───── AVAILABLE DATA

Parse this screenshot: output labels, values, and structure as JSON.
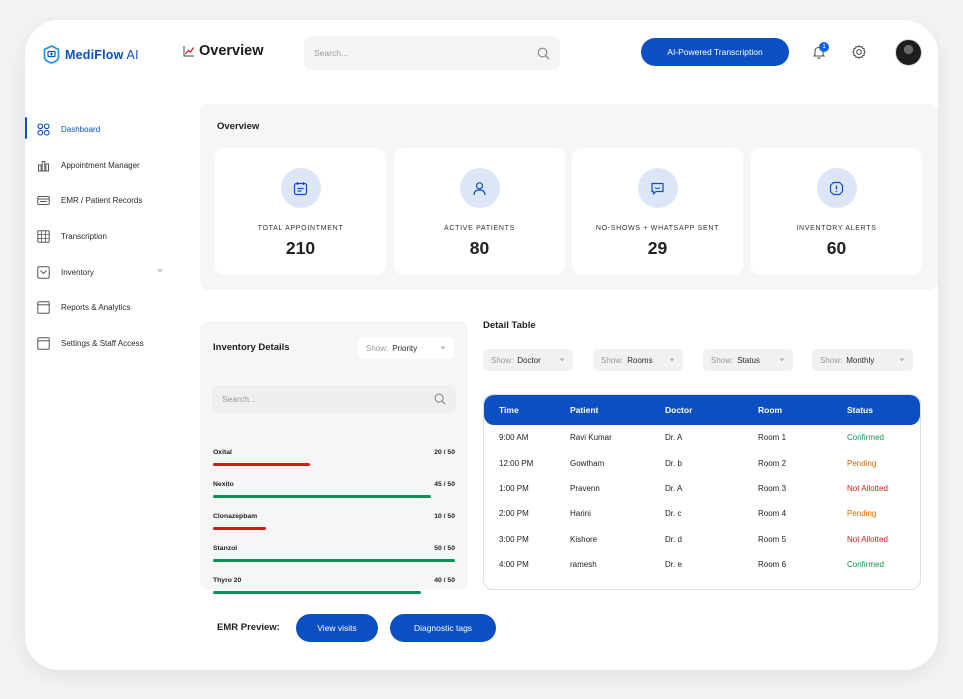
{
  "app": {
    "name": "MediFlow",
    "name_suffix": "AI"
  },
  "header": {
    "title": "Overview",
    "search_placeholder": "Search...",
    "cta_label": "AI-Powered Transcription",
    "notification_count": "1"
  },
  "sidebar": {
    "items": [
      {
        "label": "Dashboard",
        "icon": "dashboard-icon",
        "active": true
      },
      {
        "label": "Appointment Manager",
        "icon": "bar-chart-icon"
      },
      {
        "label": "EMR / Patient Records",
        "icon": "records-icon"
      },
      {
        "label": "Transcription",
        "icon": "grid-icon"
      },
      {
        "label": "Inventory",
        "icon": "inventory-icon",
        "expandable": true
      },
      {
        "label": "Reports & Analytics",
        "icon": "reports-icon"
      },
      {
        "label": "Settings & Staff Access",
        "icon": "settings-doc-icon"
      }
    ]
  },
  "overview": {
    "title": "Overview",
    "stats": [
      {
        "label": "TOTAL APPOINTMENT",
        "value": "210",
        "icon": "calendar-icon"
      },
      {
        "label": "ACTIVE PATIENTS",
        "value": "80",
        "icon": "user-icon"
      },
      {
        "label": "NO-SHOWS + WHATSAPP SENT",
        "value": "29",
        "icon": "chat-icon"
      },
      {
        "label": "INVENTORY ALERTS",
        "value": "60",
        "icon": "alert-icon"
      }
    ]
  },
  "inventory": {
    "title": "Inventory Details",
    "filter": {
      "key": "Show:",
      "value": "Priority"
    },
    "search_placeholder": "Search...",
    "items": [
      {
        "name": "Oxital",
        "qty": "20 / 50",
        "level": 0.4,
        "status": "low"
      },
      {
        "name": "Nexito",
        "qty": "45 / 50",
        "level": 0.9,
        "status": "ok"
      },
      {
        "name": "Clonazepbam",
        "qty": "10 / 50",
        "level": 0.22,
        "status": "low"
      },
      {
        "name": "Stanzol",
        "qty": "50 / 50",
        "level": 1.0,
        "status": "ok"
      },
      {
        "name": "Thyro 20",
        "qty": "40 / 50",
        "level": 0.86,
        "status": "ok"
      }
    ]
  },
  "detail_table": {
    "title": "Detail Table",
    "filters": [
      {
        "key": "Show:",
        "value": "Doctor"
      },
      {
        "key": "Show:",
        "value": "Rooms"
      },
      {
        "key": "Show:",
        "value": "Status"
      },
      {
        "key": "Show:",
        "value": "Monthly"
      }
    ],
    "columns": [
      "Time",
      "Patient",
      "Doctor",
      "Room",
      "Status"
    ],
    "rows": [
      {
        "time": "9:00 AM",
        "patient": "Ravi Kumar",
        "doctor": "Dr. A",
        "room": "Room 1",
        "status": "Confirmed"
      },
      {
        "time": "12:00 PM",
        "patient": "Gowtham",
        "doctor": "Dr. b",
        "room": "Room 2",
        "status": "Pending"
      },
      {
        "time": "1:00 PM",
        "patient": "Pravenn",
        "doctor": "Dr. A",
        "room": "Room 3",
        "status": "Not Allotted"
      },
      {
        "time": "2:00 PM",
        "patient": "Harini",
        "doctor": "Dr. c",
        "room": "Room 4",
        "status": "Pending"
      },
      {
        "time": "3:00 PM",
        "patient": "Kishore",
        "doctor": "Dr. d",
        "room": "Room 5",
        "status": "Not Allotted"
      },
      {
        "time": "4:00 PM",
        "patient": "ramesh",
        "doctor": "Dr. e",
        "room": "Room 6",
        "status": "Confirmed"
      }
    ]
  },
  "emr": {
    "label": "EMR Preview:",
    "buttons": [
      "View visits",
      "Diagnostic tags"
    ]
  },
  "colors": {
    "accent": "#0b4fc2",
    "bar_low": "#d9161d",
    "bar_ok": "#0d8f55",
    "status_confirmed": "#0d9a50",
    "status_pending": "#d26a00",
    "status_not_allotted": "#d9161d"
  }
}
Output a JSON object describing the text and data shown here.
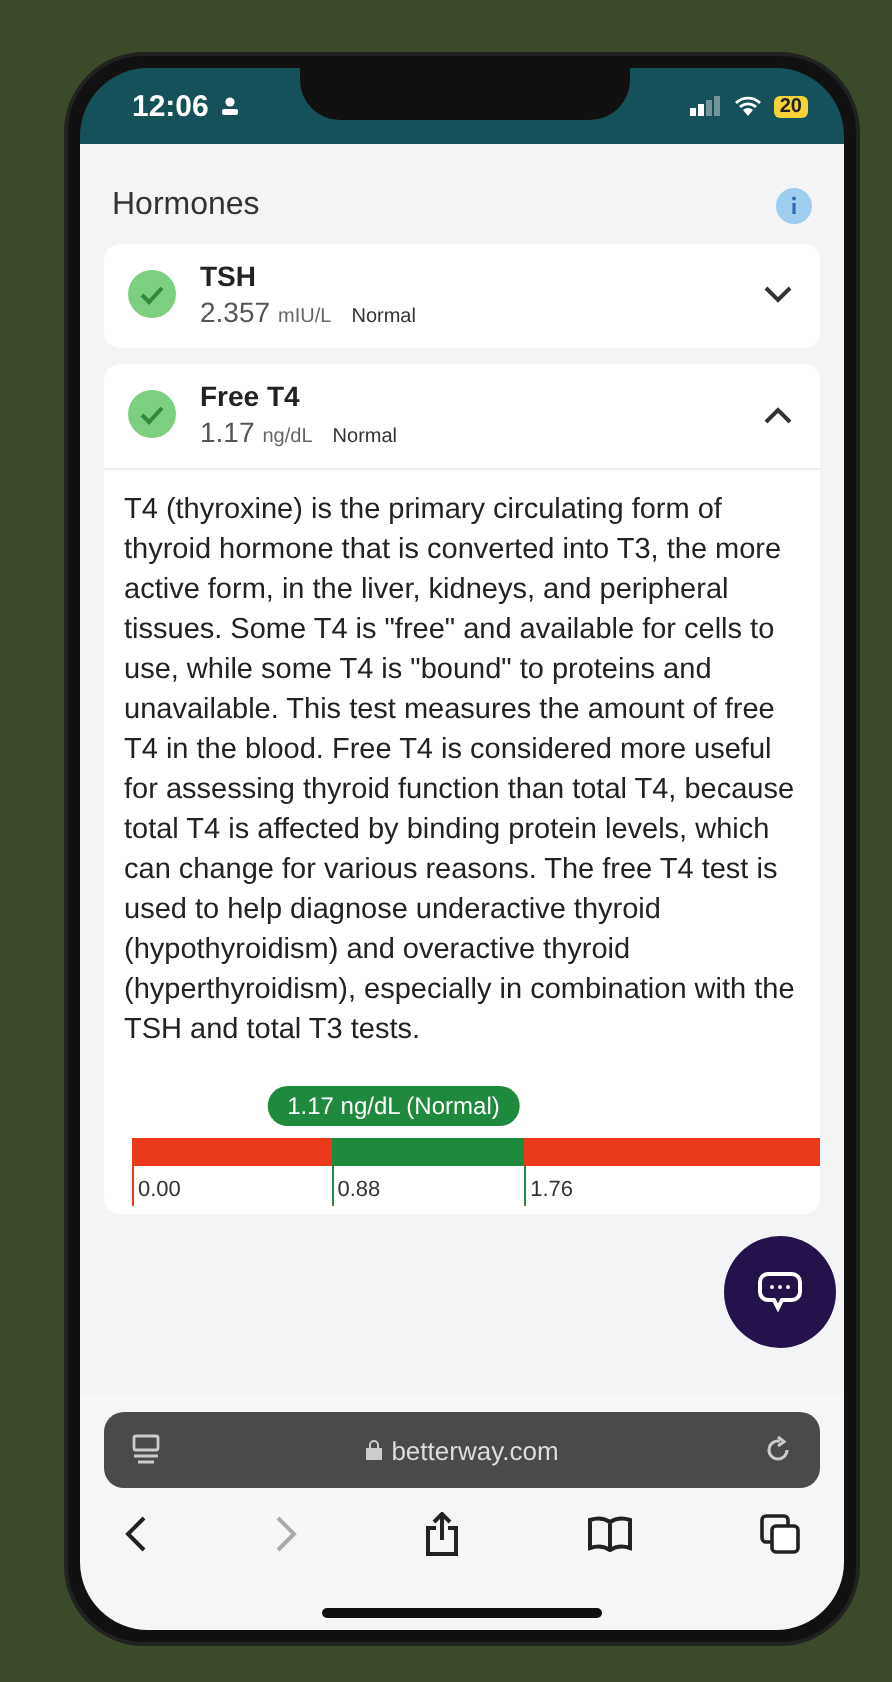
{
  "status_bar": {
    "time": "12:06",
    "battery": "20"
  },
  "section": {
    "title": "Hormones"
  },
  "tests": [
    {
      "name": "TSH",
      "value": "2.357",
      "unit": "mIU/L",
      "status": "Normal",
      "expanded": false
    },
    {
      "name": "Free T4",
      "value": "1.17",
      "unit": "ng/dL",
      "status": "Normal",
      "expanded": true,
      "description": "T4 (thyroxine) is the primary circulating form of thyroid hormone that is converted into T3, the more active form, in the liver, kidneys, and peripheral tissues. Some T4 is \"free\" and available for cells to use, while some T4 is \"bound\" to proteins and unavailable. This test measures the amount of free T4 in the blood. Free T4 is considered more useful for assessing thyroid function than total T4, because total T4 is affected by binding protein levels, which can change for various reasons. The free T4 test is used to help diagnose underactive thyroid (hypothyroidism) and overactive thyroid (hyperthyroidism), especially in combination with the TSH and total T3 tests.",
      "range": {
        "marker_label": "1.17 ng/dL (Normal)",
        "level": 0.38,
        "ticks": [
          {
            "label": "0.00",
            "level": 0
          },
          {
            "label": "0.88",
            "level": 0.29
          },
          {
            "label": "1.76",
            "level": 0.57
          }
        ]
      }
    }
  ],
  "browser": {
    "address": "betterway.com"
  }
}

──────────

### DESCRIPTION OF THE TASK
In the entries above, which lines hold the string "Transcription"? Report all of them.

### RESPONSE TO THE EXERCISE
    "cta_label": "AI-Powered Transcription",
        "label": "Transcription",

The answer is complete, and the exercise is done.